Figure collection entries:
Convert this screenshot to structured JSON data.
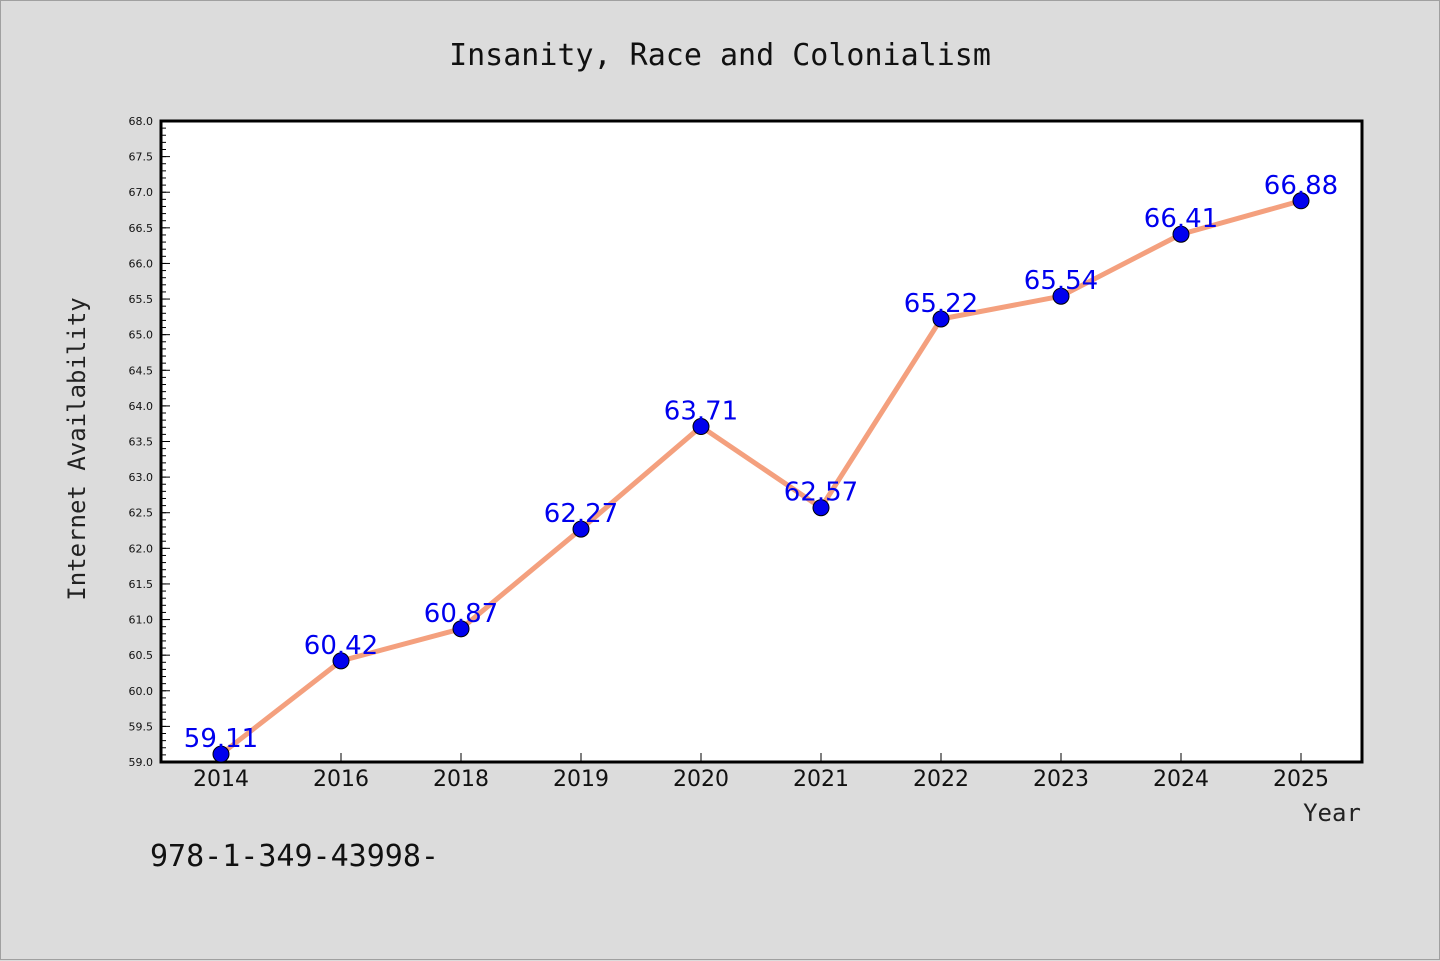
{
  "chart_data": {
    "type": "line",
    "title": "Insanity, Race and Colonialism",
    "xlabel": "Year",
    "ylabel": "Internet Availability",
    "categories": [
      "2014",
      "2016",
      "2018",
      "2019",
      "2020",
      "2021",
      "2022",
      "2023",
      "2024",
      "2025"
    ],
    "values": [
      59.11,
      60.42,
      60.87,
      62.27,
      63.71,
      62.57,
      65.22,
      65.54,
      66.41,
      66.88
    ],
    "data_labels": [
      "59.11",
      "60.42",
      "60.87",
      "62.27",
      "63.71",
      "62.57",
      "65.22",
      "65.54",
      "66.41",
      "66.88"
    ],
    "ylim": [
      59.0,
      68.0
    ],
    "yticks": [
      "59.0",
      "59.5",
      "60.0",
      "60.5",
      "61.0",
      "61.5",
      "62.0",
      "62.5",
      "63.0",
      "63.5",
      "64.0",
      "64.5",
      "65.0",
      "65.5",
      "66.0",
      "66.5",
      "67.0",
      "67.5",
      "68.0"
    ],
    "grid": false,
    "legend": "none",
    "line_color": "#f4a07e",
    "marker_color": "#0000ee",
    "label_color": "#0000ee"
  },
  "footnote": "978-1-349-43998-"
}
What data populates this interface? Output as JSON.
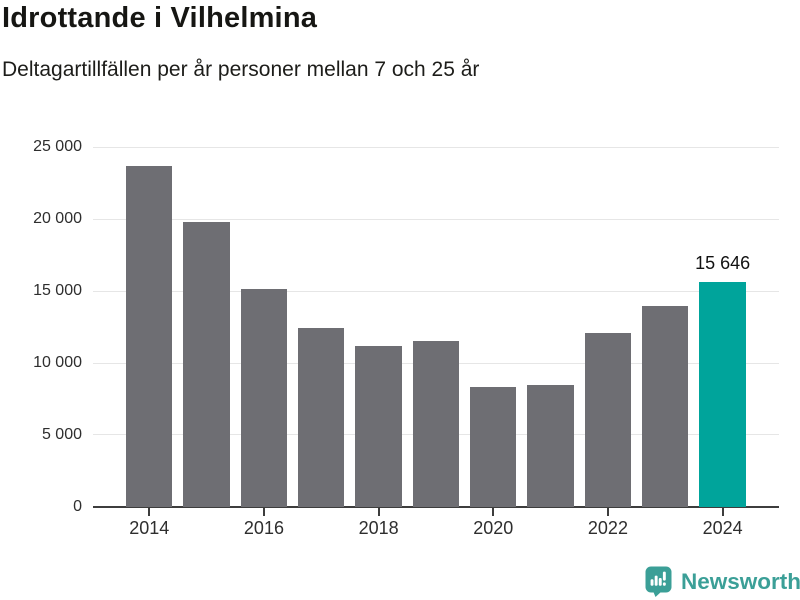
{
  "header": {
    "title": "Idrottande i Vilhelmina",
    "subtitle": "Deltagartillfällen per år personer mellan 7 och 25 år"
  },
  "chart_data": {
    "type": "bar",
    "title": "Idrottande i Vilhelmina",
    "subtitle": "Deltagartillfällen per år personer mellan 7 och 25 år",
    "categories": [
      2014,
      2015,
      2016,
      2017,
      2018,
      2019,
      2020,
      2021,
      2022,
      2023,
      2024
    ],
    "values": [
      23700,
      19800,
      15150,
      12400,
      11200,
      11550,
      8300,
      8500,
      12100,
      13950,
      15646
    ],
    "highlight_index": 10,
    "highlight_label": "15 646",
    "xticks": [
      2014,
      2016,
      2018,
      2020,
      2022,
      2024
    ],
    "ytick_interval": 5000,
    "ytick_labels": [
      "0",
      "5 000",
      "10 000",
      "15 000",
      "20 000",
      "25 000"
    ],
    "ylim": [
      0,
      25000
    ],
    "grid": "horizontal",
    "legend": "none",
    "bar_color": "#6e6e73",
    "highlight_color": "#00a49b"
  },
  "footer": {
    "brand": "Newsworthy",
    "brand_color": "#3b9f97",
    "logo_icon": "speech-bubble-bar-chart-icon"
  }
}
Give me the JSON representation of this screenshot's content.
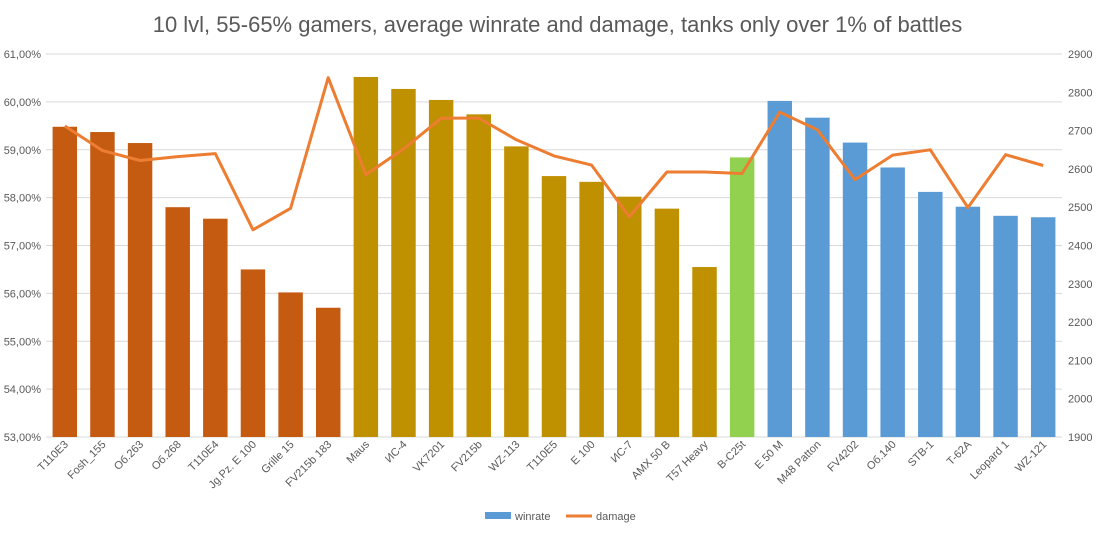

Your objective: Copy each line in the data that holds the word "JSON".

Response to the task:
Convert this screenshot to structured JSON data.
What data populates this interface? Output as JSON.
Give me the JSON representation of this screenshot's content.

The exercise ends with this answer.